• **TASK DESCRIPTION**
Go through the listing and pick out each line with the word "from" in it.

-- Start of DATA IN THIS EXERCISE --

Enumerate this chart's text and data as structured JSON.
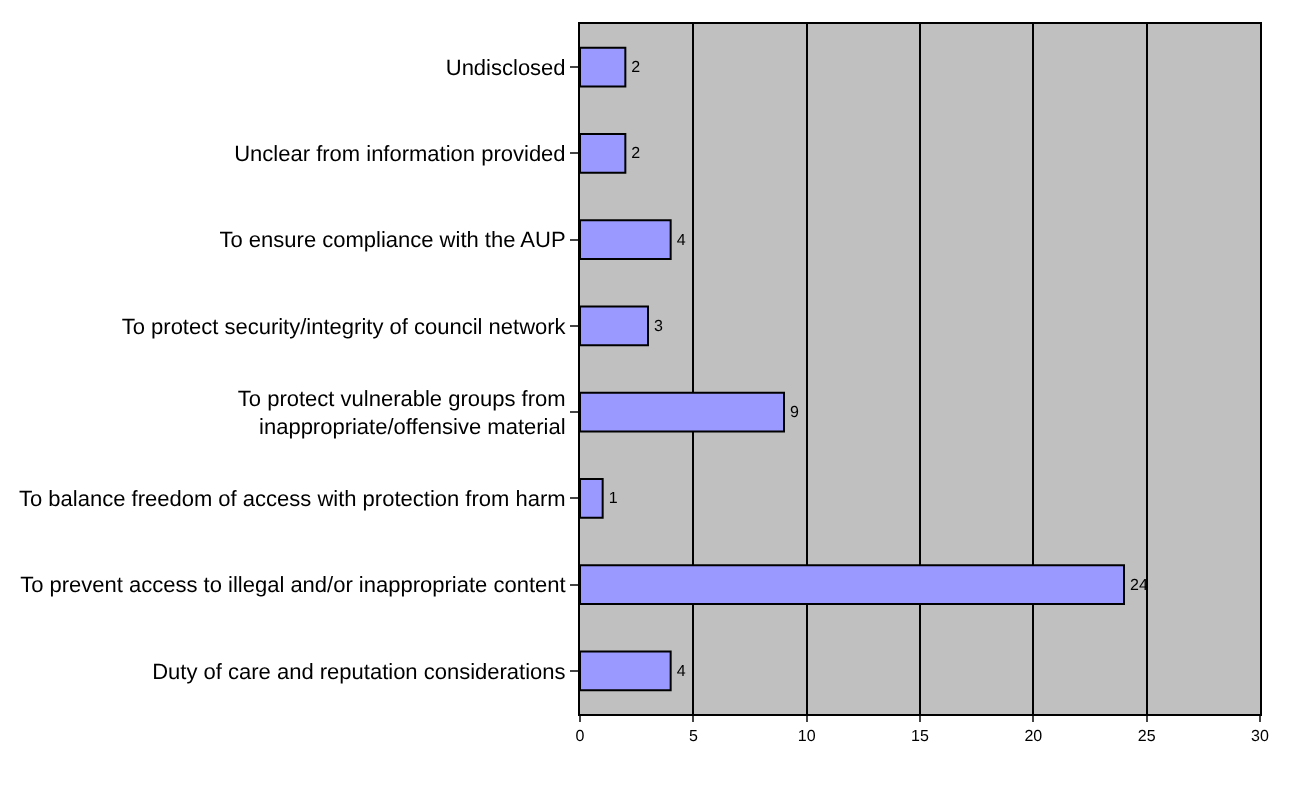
{
  "chart_data": {
    "type": "bar",
    "orientation": "horizontal",
    "categories": [
      "Undisclosed",
      "Unclear from information provided",
      "To ensure compliance with the AUP",
      "To protect security/integrity of council network",
      "To protect vulnerable groups from\ninappropriate/offensive material",
      "To balance freedom of access with protection from harm",
      "To prevent access to illegal and/or inappropriate content",
      "Duty of care and reputation considerations"
    ],
    "values": [
      2,
      2,
      4,
      3,
      9,
      1,
      24,
      4
    ],
    "color": "#9999ff",
    "xlim": [
      0,
      30
    ],
    "xticks": [
      0,
      5,
      10,
      15,
      20,
      25,
      30
    ],
    "grid": "x",
    "data_labels": true
  }
}
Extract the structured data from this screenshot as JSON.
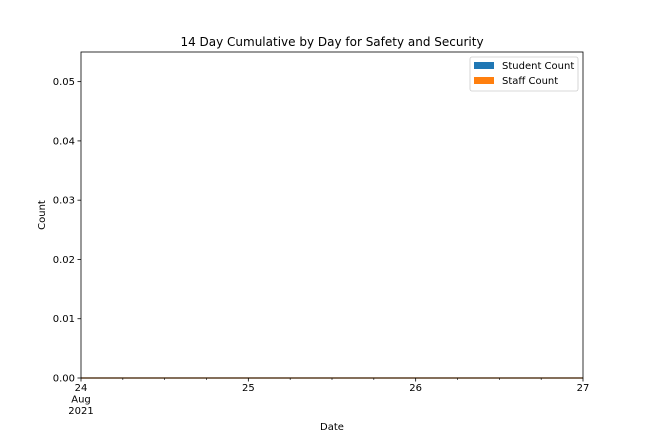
{
  "chart_data": {
    "type": "area",
    "title": "14 Day Cumulative by Day for Safety and Security",
    "xlabel": "Date",
    "ylabel": "Count",
    "x_ticks": [
      {
        "value": "2021-08-24",
        "lines": [
          "24",
          "Aug",
          "2021"
        ]
      },
      {
        "value": "2021-08-25",
        "lines": [
          "25"
        ]
      },
      {
        "value": "2021-08-26",
        "lines": [
          "26"
        ]
      },
      {
        "value": "2021-08-27",
        "lines": [
          "27"
        ]
      }
    ],
    "y_ticks": [
      "0.00",
      "0.01",
      "0.02",
      "0.03",
      "0.04",
      "0.05"
    ],
    "xlim": [
      "2021-08-24",
      "2021-08-27"
    ],
    "ylim": [
      0,
      0.055
    ],
    "x": [
      "2021-08-24",
      "2021-08-25",
      "2021-08-26",
      "2021-08-27"
    ],
    "series": [
      {
        "name": "Student Count",
        "color": "#1f77b4",
        "values": [
          0,
          0,
          0,
          0
        ]
      },
      {
        "name": "Staff Count",
        "color": "#ff7f0e",
        "values": [
          0,
          0,
          0,
          0
        ]
      }
    ],
    "stacked": true,
    "grid": false,
    "legend_position": "top-right"
  }
}
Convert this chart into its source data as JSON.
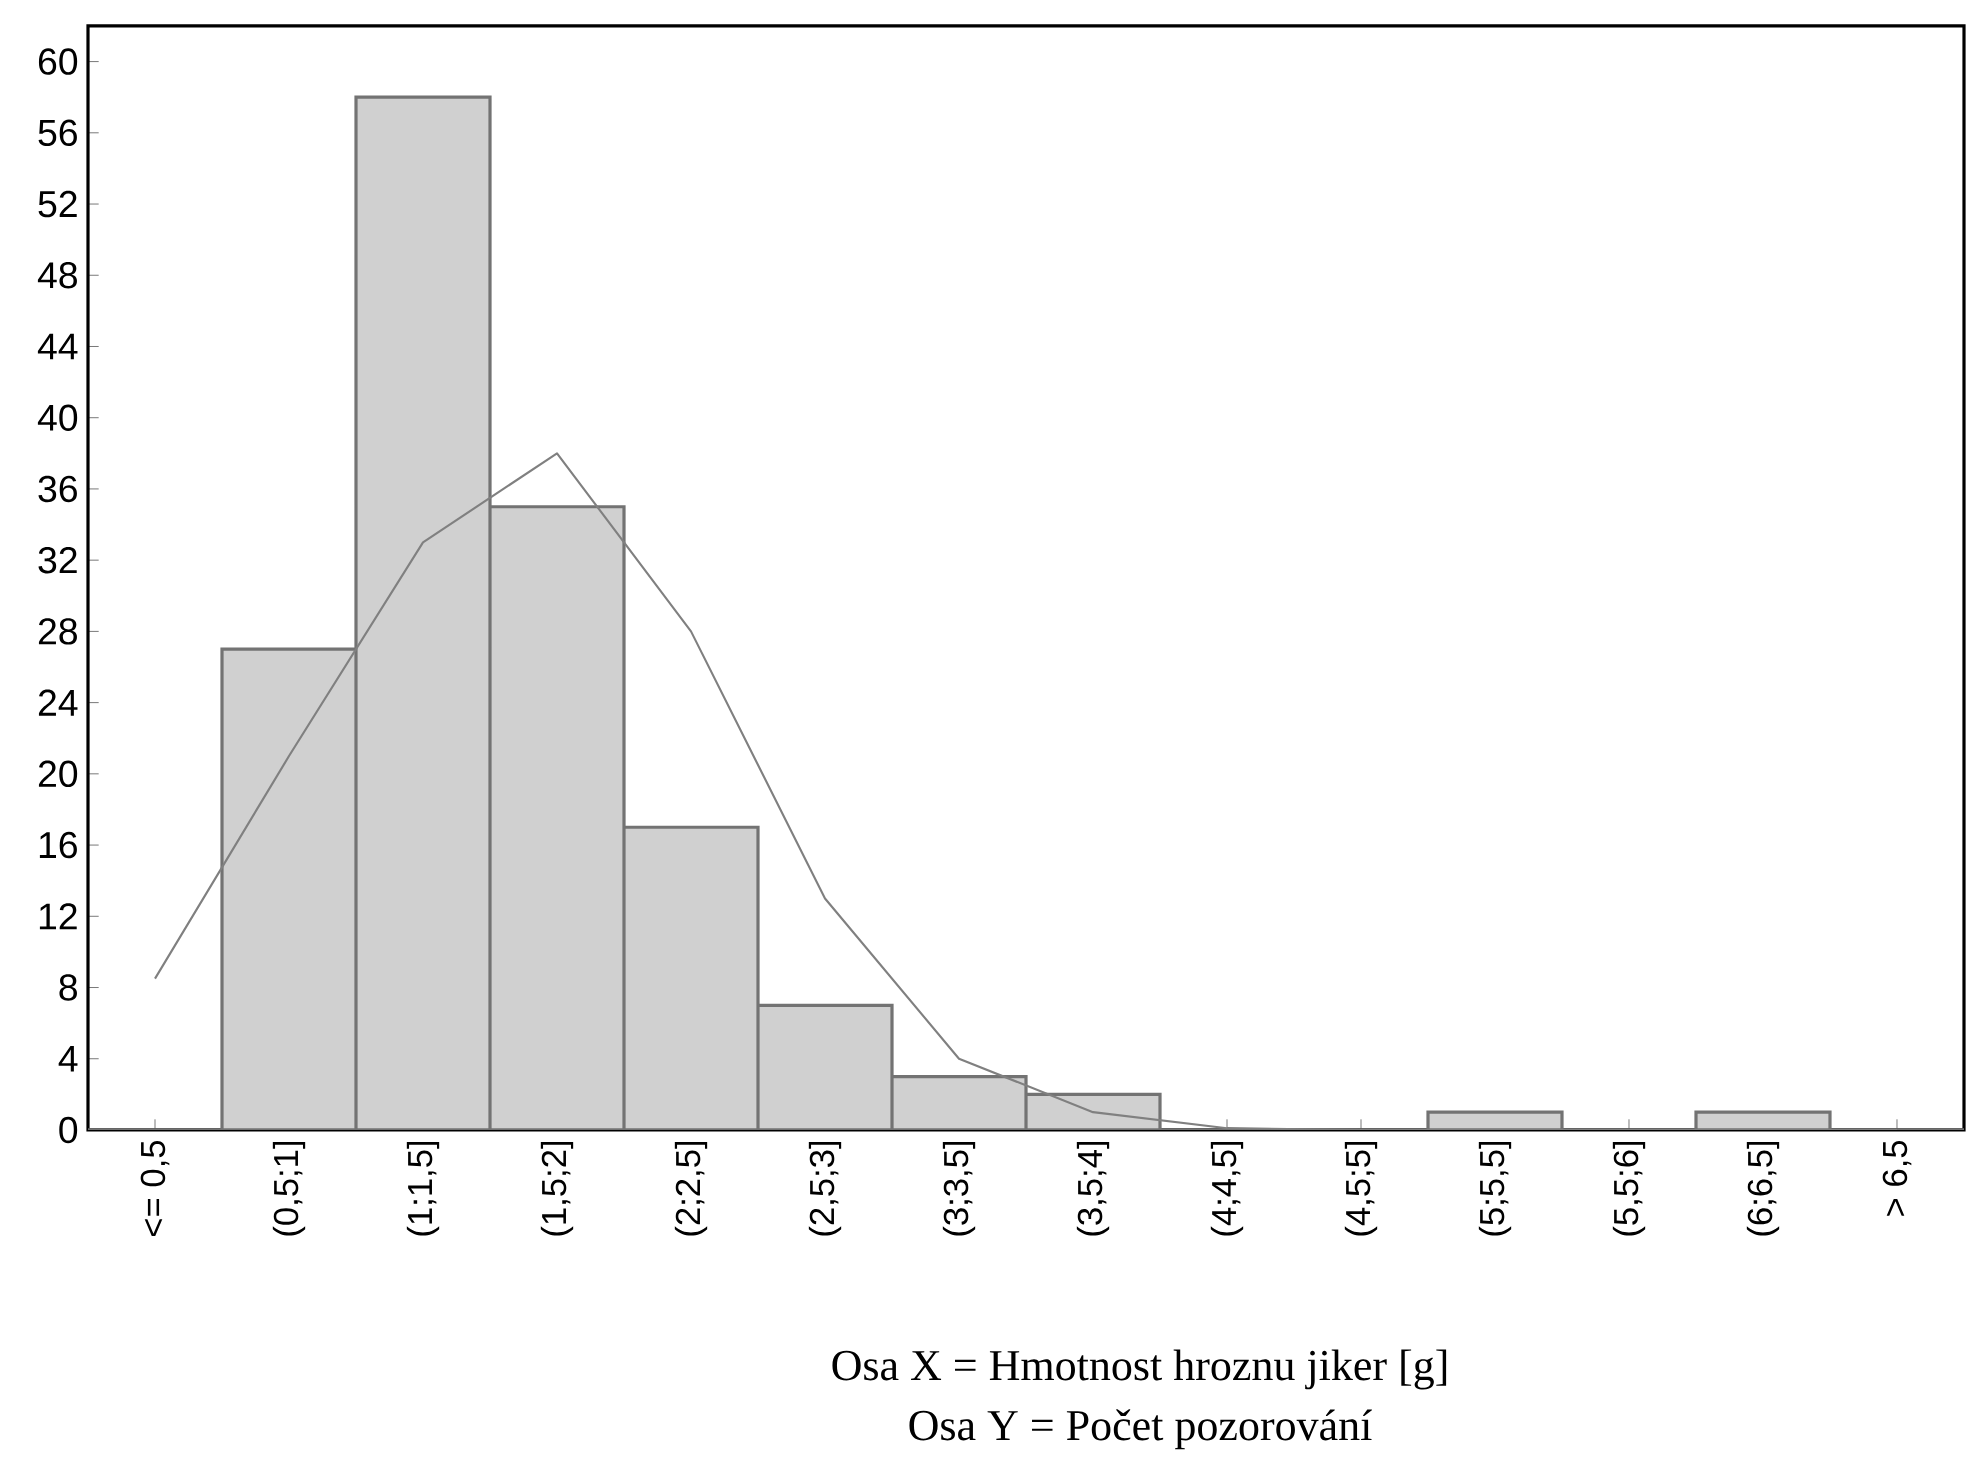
{
  "chart_data": {
    "type": "bar",
    "categories": [
      "<= 0,5",
      "(0,5;1]",
      "(1;1,5]",
      "(1,5;2]",
      "(2;2,5]",
      "(2,5;3]",
      "(3;3,5]",
      "(3,5;4]",
      "(4;4,5]",
      "(4,5;5]",
      "(5;5,5]",
      "(5,5;6]",
      "(6;6,5]",
      "> 6,5"
    ],
    "series": [
      {
        "color": "#d0d0d0",
        "values": [
          0,
          27,
          58,
          35,
          17,
          7,
          3,
          2,
          0,
          0,
          1,
          0,
          1,
          0
        ]
      },
      {
        "type": "line",
        "color": "#808080",
        "values": [
          8.5,
          21,
          33,
          38,
          28,
          13,
          4,
          1,
          0.1,
          0,
          0,
          0,
          0,
          0
        ]
      }
    ],
    "ylim": [
      0,
      62
    ],
    "yticks": [
      0,
      4,
      8,
      12,
      16,
      20,
      24,
      28,
      32,
      36,
      40,
      44,
      48,
      52,
      56,
      60
    ],
    "annotations": [
      "Osa X = Hmotnost hroznu jiker [g]",
      "Osa Y = Počet pozorování"
    ]
  }
}
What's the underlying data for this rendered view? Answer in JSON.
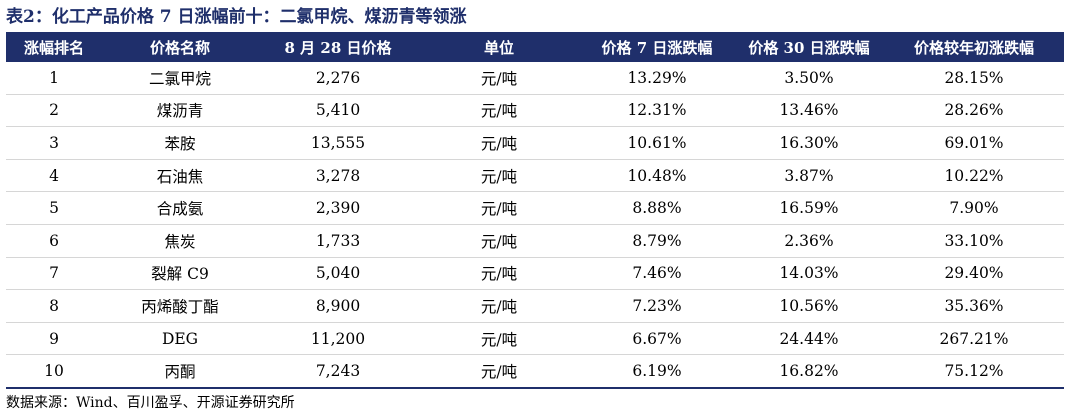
{
  "title": "表2：化工产品价格 7 日涨幅前十：二氯甲烷、煤沥青等领涨",
  "headers": [
    "涨幅排名",
    "价格名称",
    "8 月 28 日价格",
    "单位",
    "价格 7 日涨跌幅",
    "价格 30 日涨跌幅",
    "价格较年初涨跌幅"
  ],
  "rows": [
    [
      "1",
      "二氯甲烷",
      "2,276",
      "元/吨",
      "13.29%",
      "3.50%",
      "28.15%"
    ],
    [
      "2",
      "煤沥青",
      "5,410",
      "元/吨",
      "12.31%",
      "13.46%",
      "28.26%"
    ],
    [
      "3",
      "苯胺",
      "13,555",
      "元/吨",
      "10.61%",
      "16.30%",
      "69.01%"
    ],
    [
      "4",
      "石油焦",
      "3,278",
      "元/吨",
      "10.48%",
      "3.87%",
      "10.22%"
    ],
    [
      "5",
      "合成氨",
      "2,390",
      "元/吨",
      "8.88%",
      "16.59%",
      "7.90%"
    ],
    [
      "6",
      "焦炭",
      "1,733",
      "元/吨",
      "8.79%",
      "2.36%",
      "33.10%"
    ],
    [
      "7",
      "裂解 C9",
      "5,040",
      "元/吨",
      "7.46%",
      "14.03%",
      "29.40%"
    ],
    [
      "8",
      "丙烯酸丁酯",
      "8,900",
      "元/吨",
      "7.23%",
      "10.56%",
      "35.36%"
    ],
    [
      "9",
      "DEG",
      "11,200",
      "元/吨",
      "6.67%",
      "24.44%",
      "267.21%"
    ],
    [
      "10",
      "丙酮",
      "7,243",
      "元/吨",
      "6.19%",
      "16.82%",
      "75.12%"
    ]
  ],
  "source": "数据来源：Wind、百川盈孚、开源证券研究所",
  "colors": {
    "header_bg": "#1f2f6b",
    "title": "#1f2f6b"
  }
}
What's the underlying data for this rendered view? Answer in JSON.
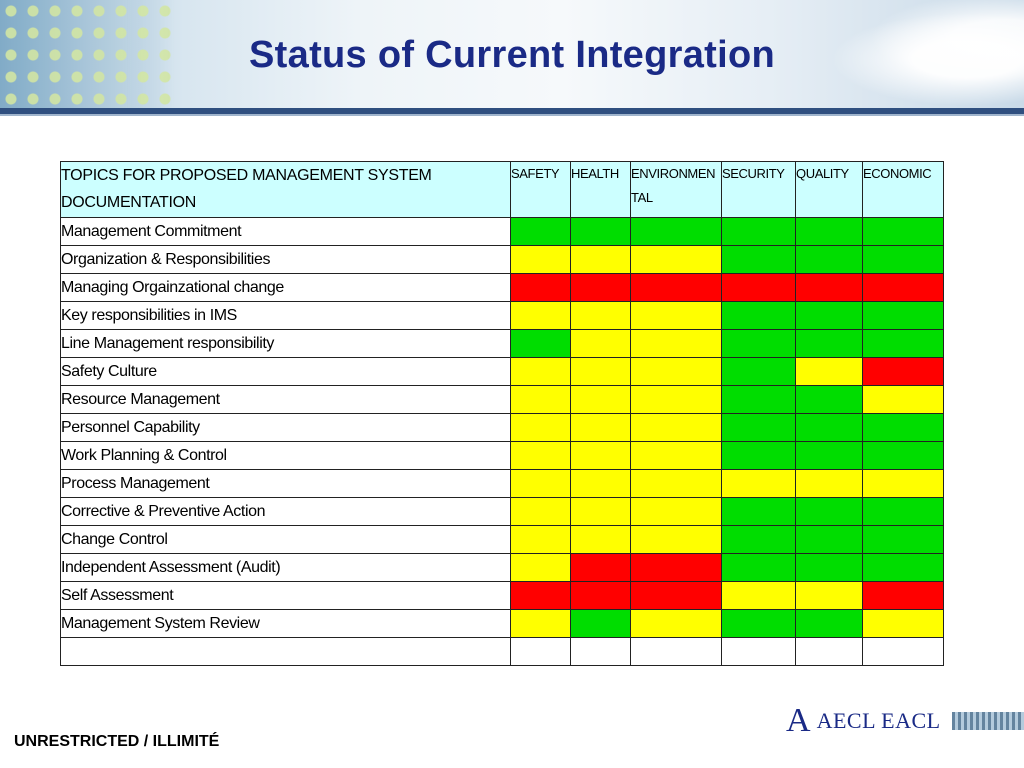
{
  "slide": {
    "title": "Status of Current Integration",
    "footer_text": "UNRESTRICTED / ILLIMITÉ",
    "logo": {
      "mark": "A",
      "text": "AECL EACL"
    }
  },
  "table": {
    "topic_header": "TOPICS FOR PROPOSED MANAGEMENT SYSTEM DOCUMENTATION",
    "columns": [
      "SAFETY",
      "HEALTH",
      "ENVIRONMENTAL",
      "SECURITY",
      "QUALITY",
      "ECONOMIC"
    ],
    "rows": [
      {
        "label": "Management Commitment",
        "status": [
          "green",
          "green",
          "green",
          "green",
          "green",
          "green"
        ]
      },
      {
        "label": "Organization & Responsibilities",
        "status": [
          "yellow",
          "yellow",
          "yellow",
          "green",
          "green",
          "green"
        ]
      },
      {
        "label": "Managing Orgainzational change",
        "status": [
          "red",
          "red",
          "red",
          "red",
          "red",
          "red"
        ]
      },
      {
        "label": "Key responsibilities in IMS",
        "status": [
          "yellow",
          "yellow",
          "yellow",
          "green",
          "green",
          "green"
        ]
      },
      {
        "label": "Line Management responsibility",
        "status": [
          "green",
          "yellow",
          "yellow",
          "green",
          "green",
          "green"
        ]
      },
      {
        "label": "Safety Culture",
        "status": [
          "yellow",
          "yellow",
          "yellow",
          "green",
          "yellow",
          "red"
        ]
      },
      {
        "label": "Resource Management",
        "status": [
          "yellow",
          "yellow",
          "yellow",
          "green",
          "green",
          "yellow"
        ]
      },
      {
        "label": "Personnel Capability",
        "status": [
          "yellow",
          "yellow",
          "yellow",
          "green",
          "green",
          "green"
        ]
      },
      {
        "label": "Work Planning & Control",
        "status": [
          "yellow",
          "yellow",
          "yellow",
          "green",
          "green",
          "green"
        ]
      },
      {
        "label": "Process Management",
        "status": [
          "yellow",
          "yellow",
          "yellow",
          "yellow",
          "yellow",
          "yellow"
        ]
      },
      {
        "label": "Corrective & Preventive Action",
        "status": [
          "yellow",
          "yellow",
          "yellow",
          "green",
          "green",
          "green"
        ]
      },
      {
        "label": "Change Control",
        "status": [
          "yellow",
          "yellow",
          "yellow",
          "green",
          "green",
          "green"
        ]
      },
      {
        "label": "Independent Assessment (Audit)",
        "status": [
          "yellow",
          "red",
          "red",
          "green",
          "green",
          "green"
        ]
      },
      {
        "label": "Self Assessment",
        "status": [
          "red",
          "red",
          "red",
          "yellow",
          "yellow",
          "red"
        ]
      },
      {
        "label": "Management System Review",
        "status": [
          "yellow",
          "green",
          "yellow",
          "green",
          "green",
          "yellow"
        ]
      },
      {
        "label": "",
        "status": [
          "white",
          "white",
          "white",
          "white",
          "white",
          "white"
        ]
      }
    ]
  },
  "colors": {
    "green": "#00dd00",
    "yellow": "#ffff00",
    "red": "#ff0000",
    "white": "#ffffff",
    "header_fill": "#ccffff",
    "title": "#1a2a86"
  }
}
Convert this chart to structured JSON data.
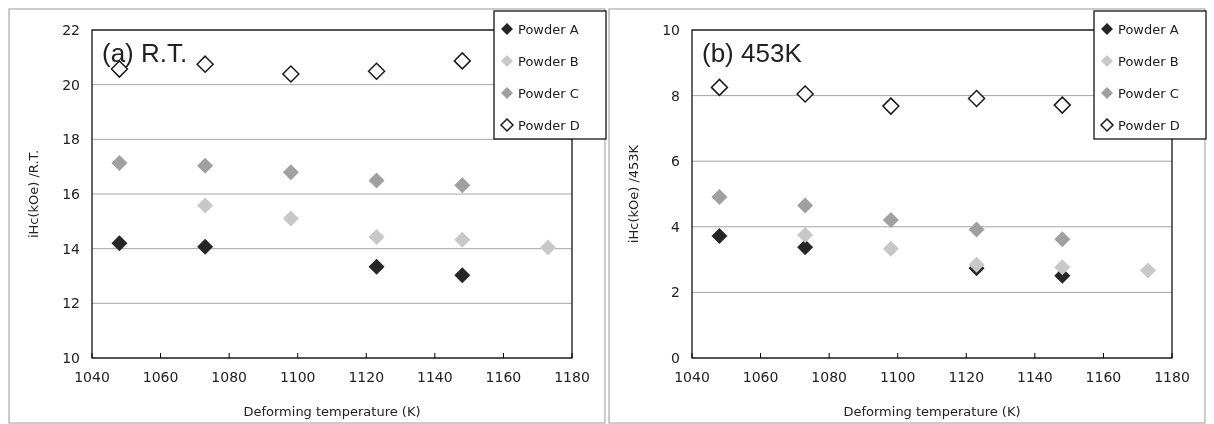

-- End of DATA IN THIS EXERCISE --

• **SOLUTION BELOW**
      "Unclear from information provided",
      "To protect vulnerable groups from\ninappropriate/offensive material",
      "To balance freedom of access with protection from harm",
Extract the structured data from this screenshot as JSON.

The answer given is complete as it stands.